*WORK TO BE COMPLETED*
Copy the data that follows, character for character, minus the pictures.
▽
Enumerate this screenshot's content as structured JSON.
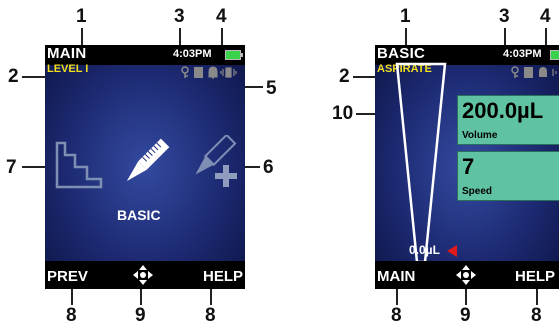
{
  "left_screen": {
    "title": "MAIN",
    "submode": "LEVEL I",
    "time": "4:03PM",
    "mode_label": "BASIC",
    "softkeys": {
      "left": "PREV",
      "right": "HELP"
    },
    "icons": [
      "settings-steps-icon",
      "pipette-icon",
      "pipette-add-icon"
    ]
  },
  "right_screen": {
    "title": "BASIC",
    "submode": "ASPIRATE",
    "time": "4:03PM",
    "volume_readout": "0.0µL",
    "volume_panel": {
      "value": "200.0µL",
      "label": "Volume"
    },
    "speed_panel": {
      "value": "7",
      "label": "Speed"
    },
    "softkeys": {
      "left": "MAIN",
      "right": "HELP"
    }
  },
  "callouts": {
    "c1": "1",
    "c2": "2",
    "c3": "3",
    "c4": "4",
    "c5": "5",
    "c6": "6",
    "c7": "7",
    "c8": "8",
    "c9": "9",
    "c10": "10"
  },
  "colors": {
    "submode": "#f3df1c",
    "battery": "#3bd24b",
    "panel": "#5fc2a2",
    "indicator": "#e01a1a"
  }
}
△
*THE ANSWER*
Enumerate this screenshot's content as structured JSON.
{
  "left_screen": {
    "title": "MAIN",
    "submode": "LEVEL I",
    "time": "4:03PM",
    "mode_label": "BASIC",
    "softkeys": {
      "left": "PREV",
      "right": "HELP"
    },
    "icons": [
      "settings-steps-icon",
      "pipette-icon",
      "pipette-add-icon"
    ]
  },
  "right_screen": {
    "title": "BASIC",
    "submode": "ASPIRATE",
    "time": "4:03PM",
    "volume_readout": "0.0µL",
    "volume_panel": {
      "value": "200.0µL",
      "label": "Volume"
    },
    "speed_panel": {
      "value": "7",
      "label": "Speed"
    },
    "softkeys": {
      "left": "MAIN",
      "right": "HELP"
    }
  },
  "callouts": {
    "c1": "1",
    "c2": "2",
    "c3": "3",
    "c4": "4",
    "c5": "5",
    "c6": "6",
    "c7": "7",
    "c8": "8",
    "c9": "9",
    "c10": "10"
  },
  "colors": {
    "submode": "#f3df1c",
    "battery": "#3bd24b",
    "panel": "#5fc2a2",
    "indicator": "#e01a1a"
  }
}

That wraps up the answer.